[Chart and figure data]
++++++

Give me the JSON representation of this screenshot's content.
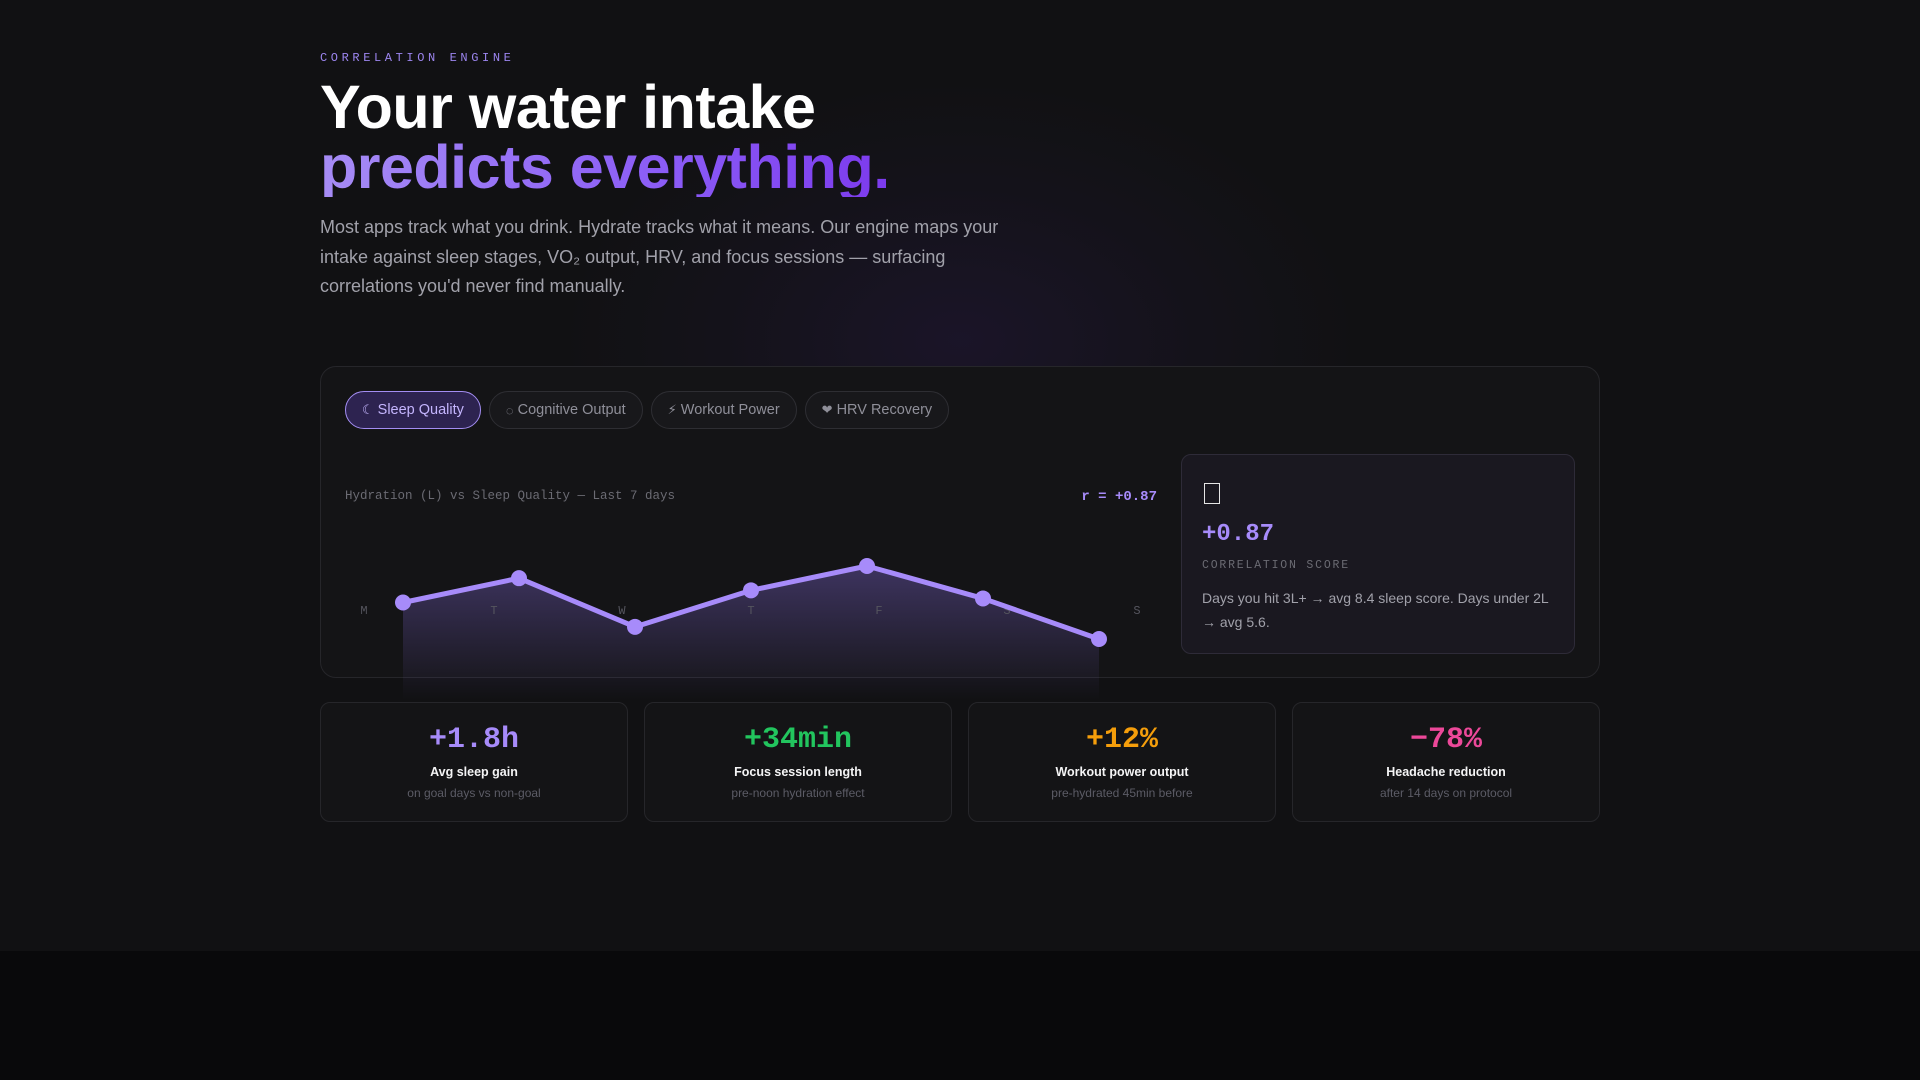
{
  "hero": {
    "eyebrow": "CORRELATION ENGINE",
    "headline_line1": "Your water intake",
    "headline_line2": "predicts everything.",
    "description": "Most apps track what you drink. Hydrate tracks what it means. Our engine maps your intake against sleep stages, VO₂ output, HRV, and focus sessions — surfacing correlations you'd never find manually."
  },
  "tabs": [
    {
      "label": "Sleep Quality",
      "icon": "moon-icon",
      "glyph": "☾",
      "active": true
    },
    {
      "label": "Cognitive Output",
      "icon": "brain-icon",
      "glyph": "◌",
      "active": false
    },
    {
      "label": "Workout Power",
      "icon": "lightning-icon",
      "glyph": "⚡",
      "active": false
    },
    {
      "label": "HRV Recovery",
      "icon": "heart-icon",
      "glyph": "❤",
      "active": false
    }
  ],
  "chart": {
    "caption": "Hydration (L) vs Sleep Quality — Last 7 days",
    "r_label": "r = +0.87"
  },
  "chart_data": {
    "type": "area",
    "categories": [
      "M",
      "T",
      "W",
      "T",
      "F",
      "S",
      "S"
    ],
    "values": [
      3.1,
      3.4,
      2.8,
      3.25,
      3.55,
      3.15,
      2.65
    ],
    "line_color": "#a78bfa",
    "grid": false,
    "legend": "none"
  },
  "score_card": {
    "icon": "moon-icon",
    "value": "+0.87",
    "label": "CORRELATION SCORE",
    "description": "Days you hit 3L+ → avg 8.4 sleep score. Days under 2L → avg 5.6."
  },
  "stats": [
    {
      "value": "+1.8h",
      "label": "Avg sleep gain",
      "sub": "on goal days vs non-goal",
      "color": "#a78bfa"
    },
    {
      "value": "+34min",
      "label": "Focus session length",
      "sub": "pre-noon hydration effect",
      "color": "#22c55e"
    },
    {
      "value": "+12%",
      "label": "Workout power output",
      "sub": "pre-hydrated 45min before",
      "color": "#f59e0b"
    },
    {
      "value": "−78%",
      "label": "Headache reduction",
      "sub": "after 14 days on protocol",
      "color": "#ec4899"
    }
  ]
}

++++++

TASK TO COMPLETE
Each record above must be returned exactly as written, with its pictures omitted.

ANSWER TO THE EXERCISE
Give me the JSON representation of this screenshot's content.
{
  "hero": {
    "eyebrow": "CORRELATION ENGINE",
    "headline_line1": "Your water intake",
    "headline_line2": "predicts everything.",
    "description": "Most apps track what you drink. Hydrate tracks what it means. Our engine maps your intake against sleep stages, VO₂ output, HRV, and focus sessions — surfacing correlations you'd never find manually."
  },
  "tabs": [
    {
      "label": "Sleep Quality",
      "icon": "moon-icon",
      "glyph": "☾",
      "active": true
    },
    {
      "label": "Cognitive Output",
      "icon": "brain-icon",
      "glyph": "◌",
      "active": false
    },
    {
      "label": "Workout Power",
      "icon": "lightning-icon",
      "glyph": "⚡",
      "active": false
    },
    {
      "label": "HRV Recovery",
      "icon": "heart-icon",
      "glyph": "❤",
      "active": false
    }
  ],
  "chart": {
    "caption": "Hydration (L) vs Sleep Quality — Last 7 days",
    "r_label": "r = +0.87"
  },
  "chart_data": {
    "type": "area",
    "categories": [
      "M",
      "T",
      "W",
      "T",
      "F",
      "S",
      "S"
    ],
    "values": [
      3.1,
      3.4,
      2.8,
      3.25,
      3.55,
      3.15,
      2.65
    ],
    "line_color": "#a78bfa",
    "grid": false,
    "legend": "none"
  },
  "score_card": {
    "icon": "moon-icon",
    "value": "+0.87",
    "label": "CORRELATION SCORE",
    "description": "Days you hit 3L+ → avg 8.4 sleep score. Days under 2L → avg 5.6."
  },
  "stats": [
    {
      "value": "+1.8h",
      "label": "Avg sleep gain",
      "sub": "on goal days vs non-goal",
      "color": "#a78bfa"
    },
    {
      "value": "+34min",
      "label": "Focus session length",
      "sub": "pre-noon hydration effect",
      "color": "#22c55e"
    },
    {
      "value": "+12%",
      "label": "Workout power output",
      "sub": "pre-hydrated 45min before",
      "color": "#f59e0b"
    },
    {
      "value": "−78%",
      "label": "Headache reduction",
      "sub": "after 14 days on protocol",
      "color": "#ec4899"
    }
  ]
}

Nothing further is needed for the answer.